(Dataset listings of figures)
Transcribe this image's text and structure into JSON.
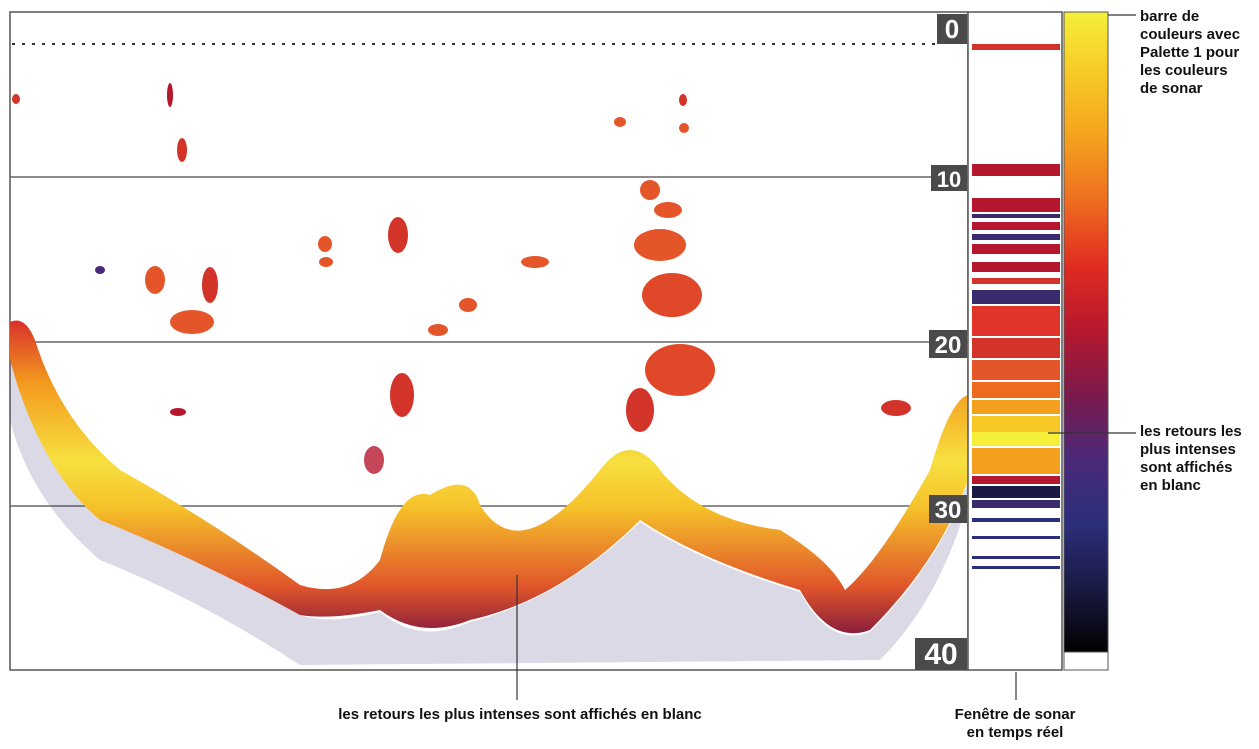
{
  "sonar": {
    "depth_labels": [
      "0",
      "10",
      "20",
      "30",
      "40"
    ],
    "palette_name": "Palette 1",
    "colors": {
      "background": "#ffffff",
      "frame": "#555555",
      "depth_label_bg": "#4a4a4a",
      "depth_label_text": "#ffffff"
    },
    "palette_stops": [
      "#f5ef3a",
      "#f7c825",
      "#f4a01e",
      "#ee6a1f",
      "#e02a22",
      "#b5182e",
      "#7a1a4c",
      "#4a2a7a",
      "#2b2e7a",
      "#1a1a44",
      "#000000"
    ]
  },
  "annotations": {
    "color_bar": "barre de couleurs avec Palette 1 pour les couleurs de sonar",
    "color_bar_lines": [
      "barre de",
      "couleurs avec",
      "Palette 1 pour",
      "les couleurs",
      "de sonar"
    ],
    "strongest_right_lines": [
      "les retours les",
      "plus intenses",
      "sont affichés",
      "en blanc"
    ],
    "strongest_bottom": "les retours les plus intenses sont affichés en blanc",
    "realtime_lines": [
      "Fenêtre de sonar",
      "en temps réel"
    ]
  }
}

**Exercise prompt**
Return the records exactly. Don't carry the pictures over.

**Answer for the task**
Transcribe this image's text and structure into JSON.
{
  "sonar": {
    "depth_labels": [
      "0",
      "10",
      "20",
      "30",
      "40"
    ],
    "palette_name": "Palette 1",
    "colors": {
      "background": "#ffffff",
      "frame": "#555555",
      "depth_label_bg": "#4a4a4a",
      "depth_label_text": "#ffffff"
    },
    "palette_stops": [
      "#f5ef3a",
      "#f7c825",
      "#f4a01e",
      "#ee6a1f",
      "#e02a22",
      "#b5182e",
      "#7a1a4c",
      "#4a2a7a",
      "#2b2e7a",
      "#1a1a44",
      "#000000"
    ]
  },
  "annotations": {
    "color_bar": "barre de couleurs avec Palette 1 pour les couleurs de sonar",
    "color_bar_lines": [
      "barre de",
      "couleurs avec",
      "Palette 1 pour",
      "les couleurs",
      "de sonar"
    ],
    "strongest_right_lines": [
      "les retours les",
      "plus intenses",
      "sont affichés",
      "en blanc"
    ],
    "strongest_bottom": "les retours les plus intenses sont affichés en blanc",
    "realtime_lines": [
      "Fenêtre de sonar",
      "en temps réel"
    ]
  }
}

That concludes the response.